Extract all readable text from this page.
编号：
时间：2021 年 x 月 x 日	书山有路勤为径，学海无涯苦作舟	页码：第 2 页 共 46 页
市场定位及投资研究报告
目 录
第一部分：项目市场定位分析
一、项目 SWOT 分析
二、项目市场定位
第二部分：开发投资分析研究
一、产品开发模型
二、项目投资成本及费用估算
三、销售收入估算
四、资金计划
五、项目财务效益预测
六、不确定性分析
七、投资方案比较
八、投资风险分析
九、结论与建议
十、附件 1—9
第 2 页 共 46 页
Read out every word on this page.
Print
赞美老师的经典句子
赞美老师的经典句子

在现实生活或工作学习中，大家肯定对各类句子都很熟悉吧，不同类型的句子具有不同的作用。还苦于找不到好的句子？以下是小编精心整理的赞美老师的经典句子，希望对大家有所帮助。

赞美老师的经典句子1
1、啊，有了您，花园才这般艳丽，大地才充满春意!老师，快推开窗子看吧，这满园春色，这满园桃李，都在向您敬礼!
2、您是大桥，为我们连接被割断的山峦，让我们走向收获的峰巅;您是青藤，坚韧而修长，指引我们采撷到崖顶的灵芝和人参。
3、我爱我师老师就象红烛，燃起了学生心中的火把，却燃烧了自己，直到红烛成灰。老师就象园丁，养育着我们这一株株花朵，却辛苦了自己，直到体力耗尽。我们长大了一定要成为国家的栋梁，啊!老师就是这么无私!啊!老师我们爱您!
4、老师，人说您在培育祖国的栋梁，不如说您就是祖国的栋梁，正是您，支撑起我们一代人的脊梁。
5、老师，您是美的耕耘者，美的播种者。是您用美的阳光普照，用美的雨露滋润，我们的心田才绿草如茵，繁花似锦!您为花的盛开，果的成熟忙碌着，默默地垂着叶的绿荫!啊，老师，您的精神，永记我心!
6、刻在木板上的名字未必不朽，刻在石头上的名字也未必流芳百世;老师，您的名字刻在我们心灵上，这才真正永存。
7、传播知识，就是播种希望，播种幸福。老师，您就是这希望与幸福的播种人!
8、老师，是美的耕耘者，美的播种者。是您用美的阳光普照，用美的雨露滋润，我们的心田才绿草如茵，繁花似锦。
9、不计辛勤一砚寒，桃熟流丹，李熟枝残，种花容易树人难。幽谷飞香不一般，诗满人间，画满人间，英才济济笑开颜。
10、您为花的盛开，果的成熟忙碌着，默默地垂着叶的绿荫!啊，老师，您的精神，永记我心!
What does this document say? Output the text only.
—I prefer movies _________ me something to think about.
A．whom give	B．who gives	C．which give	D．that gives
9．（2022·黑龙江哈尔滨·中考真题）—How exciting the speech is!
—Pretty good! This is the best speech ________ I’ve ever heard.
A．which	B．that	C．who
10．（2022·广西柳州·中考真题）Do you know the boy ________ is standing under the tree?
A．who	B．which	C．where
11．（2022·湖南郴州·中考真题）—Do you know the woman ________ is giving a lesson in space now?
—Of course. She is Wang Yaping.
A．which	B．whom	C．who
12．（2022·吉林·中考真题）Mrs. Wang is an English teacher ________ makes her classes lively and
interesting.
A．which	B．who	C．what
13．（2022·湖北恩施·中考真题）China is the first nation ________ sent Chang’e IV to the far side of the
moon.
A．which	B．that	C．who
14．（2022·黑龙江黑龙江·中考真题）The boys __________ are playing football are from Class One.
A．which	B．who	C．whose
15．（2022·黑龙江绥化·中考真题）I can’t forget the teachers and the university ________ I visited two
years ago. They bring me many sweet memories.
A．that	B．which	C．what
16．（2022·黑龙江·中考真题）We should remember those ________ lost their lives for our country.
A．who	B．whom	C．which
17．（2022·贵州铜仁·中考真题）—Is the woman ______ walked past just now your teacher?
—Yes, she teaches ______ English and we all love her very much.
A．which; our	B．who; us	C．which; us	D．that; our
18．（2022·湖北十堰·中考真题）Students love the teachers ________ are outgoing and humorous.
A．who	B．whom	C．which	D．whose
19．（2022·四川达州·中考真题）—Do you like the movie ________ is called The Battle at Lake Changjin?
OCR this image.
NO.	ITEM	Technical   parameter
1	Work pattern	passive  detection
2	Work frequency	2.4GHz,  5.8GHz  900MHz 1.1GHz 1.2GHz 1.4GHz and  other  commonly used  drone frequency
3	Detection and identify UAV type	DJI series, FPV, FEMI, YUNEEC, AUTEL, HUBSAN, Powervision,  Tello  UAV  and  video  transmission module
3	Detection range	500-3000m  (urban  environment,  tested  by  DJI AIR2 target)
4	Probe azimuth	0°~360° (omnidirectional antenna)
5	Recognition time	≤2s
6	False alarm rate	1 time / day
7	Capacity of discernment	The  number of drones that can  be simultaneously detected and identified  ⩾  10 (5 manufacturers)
==================================================
A number is the only answer here: how many lines of the material above contain "which"?

11